## What needs to be done
Copy the listing below in full and skip every picture.

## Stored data

= = =

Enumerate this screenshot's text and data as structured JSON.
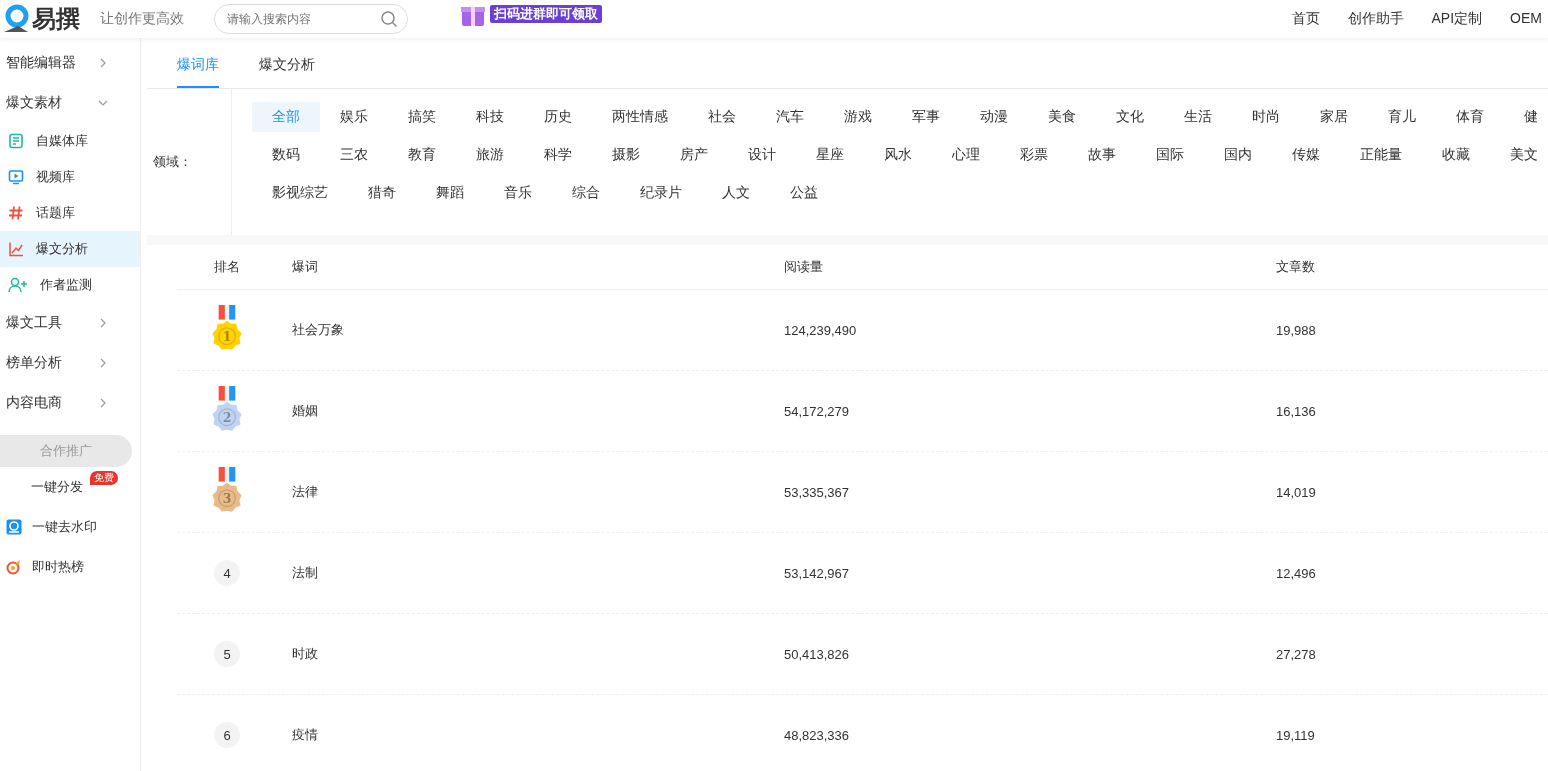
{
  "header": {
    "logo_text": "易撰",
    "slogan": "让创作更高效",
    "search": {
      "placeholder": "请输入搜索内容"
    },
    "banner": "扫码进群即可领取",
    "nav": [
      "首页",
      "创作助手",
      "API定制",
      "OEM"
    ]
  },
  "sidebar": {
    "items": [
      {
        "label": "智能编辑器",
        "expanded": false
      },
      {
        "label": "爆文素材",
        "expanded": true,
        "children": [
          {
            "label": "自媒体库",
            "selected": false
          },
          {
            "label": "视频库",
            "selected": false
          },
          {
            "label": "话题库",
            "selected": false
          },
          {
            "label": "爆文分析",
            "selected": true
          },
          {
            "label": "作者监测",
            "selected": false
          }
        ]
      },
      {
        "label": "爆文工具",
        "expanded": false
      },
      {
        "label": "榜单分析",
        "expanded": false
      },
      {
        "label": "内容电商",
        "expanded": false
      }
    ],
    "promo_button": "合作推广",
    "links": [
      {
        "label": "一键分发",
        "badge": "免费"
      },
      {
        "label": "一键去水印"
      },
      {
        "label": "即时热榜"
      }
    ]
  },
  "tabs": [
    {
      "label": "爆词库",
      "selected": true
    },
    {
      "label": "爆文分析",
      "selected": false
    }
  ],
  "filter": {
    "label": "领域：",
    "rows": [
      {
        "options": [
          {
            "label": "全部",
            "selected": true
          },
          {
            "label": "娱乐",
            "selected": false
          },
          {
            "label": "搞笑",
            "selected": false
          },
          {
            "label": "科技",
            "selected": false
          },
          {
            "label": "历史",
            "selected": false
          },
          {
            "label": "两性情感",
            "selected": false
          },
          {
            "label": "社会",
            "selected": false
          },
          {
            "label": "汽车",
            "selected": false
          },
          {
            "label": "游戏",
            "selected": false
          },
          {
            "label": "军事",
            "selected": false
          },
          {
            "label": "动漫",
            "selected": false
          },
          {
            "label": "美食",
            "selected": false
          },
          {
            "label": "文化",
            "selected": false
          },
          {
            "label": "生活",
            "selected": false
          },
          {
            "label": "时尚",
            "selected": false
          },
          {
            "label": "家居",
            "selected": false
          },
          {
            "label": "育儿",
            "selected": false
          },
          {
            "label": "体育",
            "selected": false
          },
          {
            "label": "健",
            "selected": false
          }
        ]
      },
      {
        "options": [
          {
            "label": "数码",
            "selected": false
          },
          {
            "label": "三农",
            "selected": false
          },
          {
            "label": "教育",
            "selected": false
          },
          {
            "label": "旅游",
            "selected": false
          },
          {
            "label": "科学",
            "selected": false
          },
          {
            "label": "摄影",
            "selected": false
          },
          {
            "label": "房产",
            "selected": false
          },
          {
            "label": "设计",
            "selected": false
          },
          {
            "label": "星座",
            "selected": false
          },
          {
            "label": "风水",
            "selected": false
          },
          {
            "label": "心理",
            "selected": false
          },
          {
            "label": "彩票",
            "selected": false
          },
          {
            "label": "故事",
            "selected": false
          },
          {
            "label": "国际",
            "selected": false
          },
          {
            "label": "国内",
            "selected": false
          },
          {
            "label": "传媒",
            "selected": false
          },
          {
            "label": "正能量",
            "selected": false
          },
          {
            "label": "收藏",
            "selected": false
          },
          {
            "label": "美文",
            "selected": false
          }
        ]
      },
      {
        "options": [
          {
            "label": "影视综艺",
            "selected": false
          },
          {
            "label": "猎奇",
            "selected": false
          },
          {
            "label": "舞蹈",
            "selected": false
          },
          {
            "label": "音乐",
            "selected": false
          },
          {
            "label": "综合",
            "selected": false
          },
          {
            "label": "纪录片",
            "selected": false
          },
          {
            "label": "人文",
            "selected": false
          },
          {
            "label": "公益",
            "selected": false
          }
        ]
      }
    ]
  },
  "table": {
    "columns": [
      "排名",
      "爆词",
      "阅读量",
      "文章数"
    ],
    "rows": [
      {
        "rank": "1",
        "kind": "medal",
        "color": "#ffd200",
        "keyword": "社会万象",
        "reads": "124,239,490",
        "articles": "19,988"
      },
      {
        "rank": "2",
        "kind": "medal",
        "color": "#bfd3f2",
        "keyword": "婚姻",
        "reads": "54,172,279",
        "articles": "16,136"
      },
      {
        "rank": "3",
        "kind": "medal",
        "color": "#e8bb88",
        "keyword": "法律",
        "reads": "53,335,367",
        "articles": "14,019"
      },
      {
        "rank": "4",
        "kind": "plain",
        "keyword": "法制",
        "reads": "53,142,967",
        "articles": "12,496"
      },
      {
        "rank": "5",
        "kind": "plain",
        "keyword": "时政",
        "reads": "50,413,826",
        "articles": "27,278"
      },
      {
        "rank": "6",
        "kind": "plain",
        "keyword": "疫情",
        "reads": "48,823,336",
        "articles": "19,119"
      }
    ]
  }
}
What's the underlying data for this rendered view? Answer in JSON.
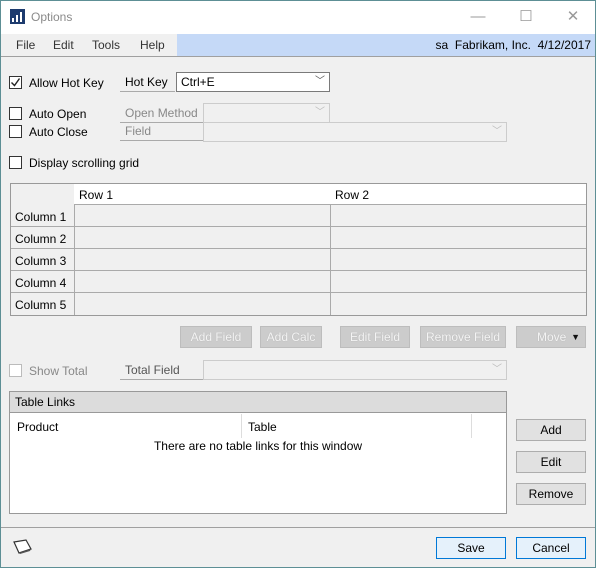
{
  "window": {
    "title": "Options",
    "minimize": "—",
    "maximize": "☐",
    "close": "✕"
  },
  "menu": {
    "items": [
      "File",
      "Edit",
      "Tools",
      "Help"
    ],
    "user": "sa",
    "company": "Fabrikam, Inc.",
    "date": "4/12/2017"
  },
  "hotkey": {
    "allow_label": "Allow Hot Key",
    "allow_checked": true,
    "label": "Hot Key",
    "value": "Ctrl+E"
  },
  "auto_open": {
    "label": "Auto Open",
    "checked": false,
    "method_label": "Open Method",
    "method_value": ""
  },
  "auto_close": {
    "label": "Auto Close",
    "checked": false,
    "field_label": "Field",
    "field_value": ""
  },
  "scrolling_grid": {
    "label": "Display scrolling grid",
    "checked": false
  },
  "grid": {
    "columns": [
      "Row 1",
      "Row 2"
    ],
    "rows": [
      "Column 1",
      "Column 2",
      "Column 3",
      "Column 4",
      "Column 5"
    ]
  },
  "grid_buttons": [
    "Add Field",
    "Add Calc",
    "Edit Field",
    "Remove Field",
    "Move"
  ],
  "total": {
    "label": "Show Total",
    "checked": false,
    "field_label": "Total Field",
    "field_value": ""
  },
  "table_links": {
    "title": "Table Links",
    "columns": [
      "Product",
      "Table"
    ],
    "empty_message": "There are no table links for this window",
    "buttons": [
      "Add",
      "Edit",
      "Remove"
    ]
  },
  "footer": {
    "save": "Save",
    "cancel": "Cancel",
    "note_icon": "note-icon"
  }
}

= = =

## Correct response
Enumerate this screenshot's text and data as structured JSON.
{
  "header": {
    "logo_text": "易撰",
    "slogan": "让创作更高效",
    "search": {
      "placeholder": "请输入搜索内容"
    },
    "banner": "扫码进群即可领取",
    "nav": [
      "首页",
      "创作助手",
      "API定制",
      "OEM"
    ]
  },
  "sidebar": {
    "items": [
      {
        "label": "智能编辑器",
        "expanded": false
      },
      {
        "label": "爆文素材",
        "expanded": true,
        "children": [
          {
            "label": "自媒体库",
            "selected": false
          },
          {
            "label": "视频库",
            "selected": false
          },
          {
            "label": "话题库",
            "selected": false
          },
          {
            "label": "爆文分析",
            "selected": true
          },
          {
            "label": "作者监测",
            "selected": false
          }
        ]
      },
      {
        "label": "爆文工具",
        "expanded": false
      },
      {
        "label": "榜单分析",
        "expanded": false
      },
      {
        "label": "内容电商",
        "expanded": false
      }
    ],
    "promo_button": "合作推广",
    "links": [
      {
        "label": "一键分发",
        "badge": "免费"
      },
      {
        "label": "一键去水印"
      },
      {
        "label": "即时热榜"
      }
    ]
  },
  "tabs": [
    {
      "label": "爆词库",
      "selected": true
    },
    {
      "label": "爆文分析",
      "selected": false
    }
  ],
  "filter": {
    "label": "领域：",
    "rows": [
      {
        "options": [
          {
            "label": "全部",
            "selected": true
          },
          {
            "label": "娱乐",
            "selected": false
          },
          {
            "label": "搞笑",
            "selected": false
          },
          {
            "label": "科技",
            "selected": false
          },
          {
            "label": "历史",
            "selected": false
          },
          {
            "label": "两性情感",
            "selected": false
          },
          {
            "label": "社会",
            "selected": false
          },
          {
            "label": "汽车",
            "selected": false
          },
          {
            "label": "游戏",
            "selected": false
          },
          {
            "label": "军事",
            "selected": false
          },
          {
            "label": "动漫",
            "selected": false
          },
          {
            "label": "美食",
            "selected": false
          },
          {
            "label": "文化",
            "selected": false
          },
          {
            "label": "生活",
            "selected": false
          },
          {
            "label": "时尚",
            "selected": false
          },
          {
            "label": "家居",
            "selected": false
          },
          {
            "label": "育儿",
            "selected": false
          },
          {
            "label": "体育",
            "selected": false
          },
          {
            "label": "健",
            "selected": false
          }
        ]
      },
      {
        "options": [
          {
            "label": "数码",
            "selected": false
          },
          {
            "label": "三农",
            "selected": false
          },
          {
            "label": "教育",
            "selected": false
          },
          {
            "label": "旅游",
            "selected": false
          },
          {
            "label": "科学",
            "selected": false
          },
          {
            "label": "摄影",
            "selected": false
          },
          {
            "label": "房产",
            "selected": false
          },
          {
            "label": "设计",
            "selected": false
          },
          {
            "label": "星座",
            "selected": false
          },
          {
            "label": "风水",
            "selected": false
          },
          {
            "label": "心理",
            "selected": false
          },
          {
            "label": "彩票",
            "selected": false
          },
          {
            "label": "故事",
            "selected": false
          },
          {
            "label": "国际",
            "selected": false
          },
          {
            "label": "国内",
            "selected": false
          },
          {
            "label": "传媒",
            "selected": false
          },
          {
            "label": "正能量",
            "selected": false
          },
          {
            "label": "收藏",
            "selected": false
          },
          {
            "label": "美文",
            "selected": false
          }
        ]
      },
      {
        "options": [
          {
            "label": "影视综艺",
            "selected": false
          },
          {
            "label": "猎奇",
            "selected": false
          },
          {
            "label": "舞蹈",
            "selected": false
          },
          {
            "label": "音乐",
            "selected": false
          },
          {
            "label": "综合",
            "selected": false
          },
          {
            "label": "纪录片",
            "selected": false
          },
          {
            "label": "人文",
            "selected": false
          },
          {
            "label": "公益",
            "selected": false
          }
        ]
      }
    ]
  },
  "table": {
    "columns": [
      "排名",
      "爆词",
      "阅读量",
      "文章数"
    ],
    "rows": [
      {
        "rank": "1",
        "kind": "medal",
        "color": "#ffd200",
        "keyword": "社会万象",
        "reads": "124,239,490",
        "articles": "19,988"
      },
      {
        "rank": "2",
        "kind": "medal",
        "color": "#bfd3f2",
        "keyword": "婚姻",
        "reads": "54,172,279",
        "articles": "16,136"
      },
      {
        "rank": "3",
        "kind": "medal",
        "color": "#e8bb88",
        "keyword": "法律",
        "reads": "53,335,367",
        "articles": "14,019"
      },
      {
        "rank": "4",
        "kind": "plain",
        "keyword": "法制",
        "reads": "53,142,967",
        "articles": "12,496"
      },
      {
        "rank": "5",
        "kind": "plain",
        "keyword": "时政",
        "reads": "50,413,826",
        "articles": "27,278"
      },
      {
        "rank": "6",
        "kind": "plain",
        "keyword": "疫情",
        "reads": "48,823,336",
        "articles": "19,119"
      }
    ]
  }
}
What's the underlying data for this rendered view? Answer in JSON.
{
  "window": {
    "title": "Options",
    "minimize": "—",
    "maximize": "☐",
    "close": "✕"
  },
  "menu": {
    "items": [
      "File",
      "Edit",
      "Tools",
      "Help"
    ],
    "user": "sa",
    "company": "Fabrikam, Inc.",
    "date": "4/12/2017"
  },
  "hotkey": {
    "allow_label": "Allow Hot Key",
    "allow_checked": true,
    "label": "Hot Key",
    "value": "Ctrl+E"
  },
  "auto_open": {
    "label": "Auto Open",
    "checked": false,
    "method_label": "Open Method",
    "method_value": ""
  },
  "auto_close": {
    "label": "Auto Close",
    "checked": false,
    "field_label": "Field",
    "field_value": ""
  },
  "scrolling_grid": {
    "label": "Display scrolling grid",
    "checked": false
  },
  "grid": {
    "columns": [
      "Row 1",
      "Row 2"
    ],
    "rows": [
      "Column 1",
      "Column 2",
      "Column 3",
      "Column 4",
      "Column 5"
    ]
  },
  "grid_buttons": [
    "Add Field",
    "Add Calc",
    "Edit Field",
    "Remove Field",
    "Move"
  ],
  "total": {
    "label": "Show Total",
    "checked": false,
    "field_label": "Total Field",
    "field_value": ""
  },
  "table_links": {
    "title": "Table Links",
    "columns": [
      "Product",
      "Table"
    ],
    "empty_message": "There are no table links for this window",
    "buttons": [
      "Add",
      "Edit",
      "Remove"
    ]
  },
  "footer": {
    "save": "Save",
    "cancel": "Cancel",
    "note_icon": "note-icon"
  }
}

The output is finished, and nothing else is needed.